For this exercise, repeat all of the material verbatim apart from its images.

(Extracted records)
▼

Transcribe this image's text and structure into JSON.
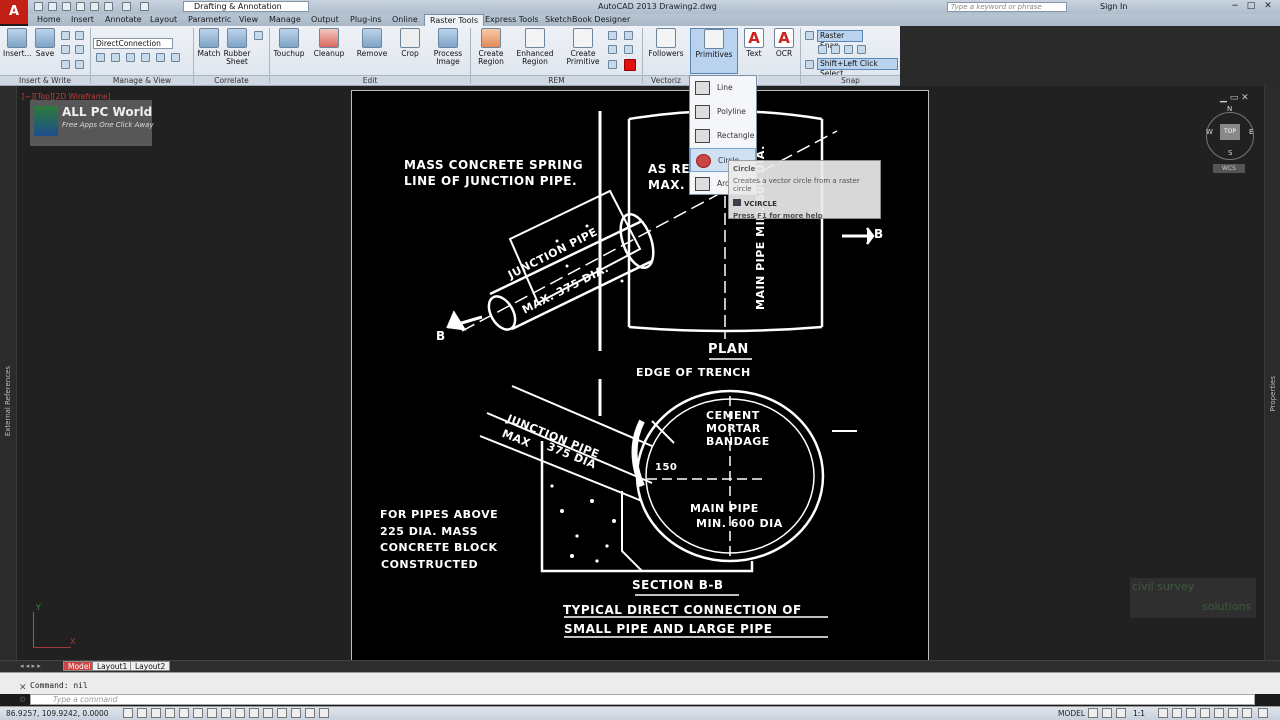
{
  "titlebar": {
    "app_letter": "A",
    "workspace": "Drafting & Annotation",
    "title": "AutoCAD 2013    Drawing2.dwg",
    "search_placeholder": "Type a keyword or phrase",
    "sign_in": "Sign In",
    "minimize": "−",
    "maximize": "□",
    "close": "✕"
  },
  "tabs": [
    "Home",
    "Insert",
    "Annotate",
    "Layout",
    "Parametric",
    "View",
    "Manage",
    "Output",
    "Plug-ins",
    "Online",
    "Raster Tools",
    "Express Tools",
    "SketchBook Designer"
  ],
  "active_tab": "Raster Tools",
  "ribbon": {
    "insert": "Insert...",
    "save": "Save",
    "direct_connection": "DirectConnection",
    "match": "Match",
    "rubber_sheet": "Rubber Sheet",
    "touchup": "Touchup",
    "cleanup": "Cleanup",
    "remove": "Remove",
    "crop": "Crop",
    "process_image": "Process Image",
    "create_region": "Create Region",
    "enhanced_region": "Enhanced Region",
    "create_primitive": "Create Primitive",
    "followers": "Followers",
    "primitives": "Primitives",
    "text": "Text",
    "ocr": "OCR",
    "raster_snap": "Raster Snap",
    "shift_left_click": "Shift+Left Click Select",
    "groups": {
      "insert_write": "Insert & Write",
      "manage_view": "Manage & View",
      "correlate": "Correlate",
      "edit": "Edit",
      "rem": "REM",
      "vectorize": "Vectoriz",
      "snap": "Snap"
    }
  },
  "dropdown": {
    "items": [
      "Line",
      "Polyline",
      "Rectangle",
      "Circle",
      "Arc"
    ],
    "highlighted": "Circle"
  },
  "tooltip": {
    "title": "Circle",
    "description": "Creates a vector circle from a raster circle",
    "command": "VCIRCLE",
    "help": "Press F1 for more help"
  },
  "viewport": {
    "label": "[−][Top][2D Wireframe]",
    "logo_title": "ALL PC World",
    "logo_sub": "Free Apps One Click Away",
    "compass": {
      "n": "N",
      "s": "S",
      "e": "E",
      "w": "W",
      "top": "TOP"
    },
    "wcs": "WCS",
    "left_panel": "External References",
    "right_panel": "Properties",
    "watermark_line1": "civil survey",
    "watermark_line2": "solutions"
  },
  "drawing": {
    "mass_concrete": "MASS CONCRETE SPRING",
    "junction_line": "LINE OF JUNCTION PIPE.",
    "as_re": "AS RE",
    "max6": "MAX. 6",
    "junction_pipe": "JUNCTION PIPE",
    "max375": "MAX. 375 DIA.",
    "main_pipe_min": "MAIN PIPE MIN. 600 DIA.",
    "b_left": "B",
    "b_right": "B",
    "plan": "PLAN",
    "edge_of_trench": "EDGE OF TRENCH",
    "cement": "CEMENT",
    "mortar": "MORTAR",
    "bandage": "BANDAGE",
    "junction_pipe2": "JUNCTION PIPE",
    "max2": "MAX",
    "dia375": "375 DIA",
    "d150": "150",
    "main_pipe": "MAIN PIPE",
    "min600": "MIN. 600 DIA",
    "for_pipes": "FOR PIPES ABOVE",
    "dia225": "225 DIA. MASS",
    "concrete_block": "CONCRETE BLOCK",
    "constructed": "CONSTRUCTED",
    "section": "SECTION B-B",
    "caption1": "TYPICAL DIRECT CONNECTION OF",
    "caption2": "SMALL PIPE AND LARGE PIPE"
  },
  "layout_tabs": [
    "Model",
    "Layout1",
    "Layout2"
  ],
  "command": {
    "history": "Command: nil",
    "placeholder": "Type a command"
  },
  "status": {
    "coords": "86.9257, 109.9242, 0.0000",
    "model": "MODEL",
    "scale": "1:1"
  }
}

▲

In response |
Transcribe this image's text and structure into JSON.
{
  "titlebar": {
    "app_letter": "A",
    "workspace": "Drafting & Annotation",
    "title": "AutoCAD 2013    Drawing2.dwg",
    "search_placeholder": "Type a keyword or phrase",
    "sign_in": "Sign In",
    "minimize": "−",
    "maximize": "□",
    "close": "✕"
  },
  "tabs": [
    "Home",
    "Insert",
    "Annotate",
    "Layout",
    "Parametric",
    "View",
    "Manage",
    "Output",
    "Plug-ins",
    "Online",
    "Raster Tools",
    "Express Tools",
    "SketchBook Designer"
  ],
  "active_tab": "Raster Tools",
  "ribbon": {
    "insert": "Insert...",
    "save": "Save",
    "direct_connection": "DirectConnection",
    "match": "Match",
    "rubber_sheet": "Rubber Sheet",
    "touchup": "Touchup",
    "cleanup": "Cleanup",
    "remove": "Remove",
    "crop": "Crop",
    "process_image": "Process Image",
    "create_region": "Create Region",
    "enhanced_region": "Enhanced Region",
    "create_primitive": "Create Primitive",
    "followers": "Followers",
    "primitives": "Primitives",
    "text": "Text",
    "ocr": "OCR",
    "raster_snap": "Raster Snap",
    "shift_left_click": "Shift+Left Click Select",
    "groups": {
      "insert_write": "Insert & Write",
      "manage_view": "Manage & View",
      "correlate": "Correlate",
      "edit": "Edit",
      "rem": "REM",
      "vectorize": "Vectoriz",
      "snap": "Snap"
    }
  },
  "dropdown": {
    "items": [
      "Line",
      "Polyline",
      "Rectangle",
      "Circle",
      "Arc"
    ],
    "highlighted": "Circle"
  },
  "tooltip": {
    "title": "Circle",
    "description": "Creates a vector circle from a raster circle",
    "command": "VCIRCLE",
    "help": "Press F1 for more help"
  },
  "viewport": {
    "label": "[−][Top][2D Wireframe]",
    "logo_title": "ALL PC World",
    "logo_sub": "Free Apps One Click Away",
    "compass": {
      "n": "N",
      "s": "S",
      "e": "E",
      "w": "W",
      "top": "TOP"
    },
    "wcs": "WCS",
    "left_panel": "External References",
    "right_panel": "Properties",
    "watermark_line1": "civil survey",
    "watermark_line2": "solutions"
  },
  "drawing": {
    "mass_concrete": "MASS CONCRETE SPRING",
    "junction_line": "LINE OF JUNCTION PIPE.",
    "as_re": "AS RE",
    "max6": "MAX. 6",
    "junction_pipe": "JUNCTION PIPE",
    "max375": "MAX. 375 DIA.",
    "main_pipe_min": "MAIN PIPE MIN. 600 DIA.",
    "b_left": "B",
    "b_right": "B",
    "plan": "PLAN",
    "edge_of_trench": "EDGE OF TRENCH",
    "cement": "CEMENT",
    "mortar": "MORTAR",
    "bandage": "BANDAGE",
    "junction_pipe2": "JUNCTION PIPE",
    "max2": "MAX",
    "dia375": "375 DIA",
    "d150": "150",
    "main_pipe": "MAIN PIPE",
    "min600": "MIN. 600 DIA",
    "for_pipes": "FOR PIPES ABOVE",
    "dia225": "225 DIA. MASS",
    "concrete_block": "CONCRETE BLOCK",
    "constructed": "CONSTRUCTED",
    "section": "SECTION B-B",
    "caption1": "TYPICAL DIRECT CONNECTION OF",
    "caption2": "SMALL PIPE AND LARGE PIPE"
  },
  "layout_tabs": [
    "Model",
    "Layout1",
    "Layout2"
  ],
  "command": {
    "history": "Command: nil",
    "placeholder": "Type a command"
  },
  "status": {
    "coords": "86.9257, 109.9242, 0.0000",
    "model": "MODEL",
    "scale": "1:1"
  }
}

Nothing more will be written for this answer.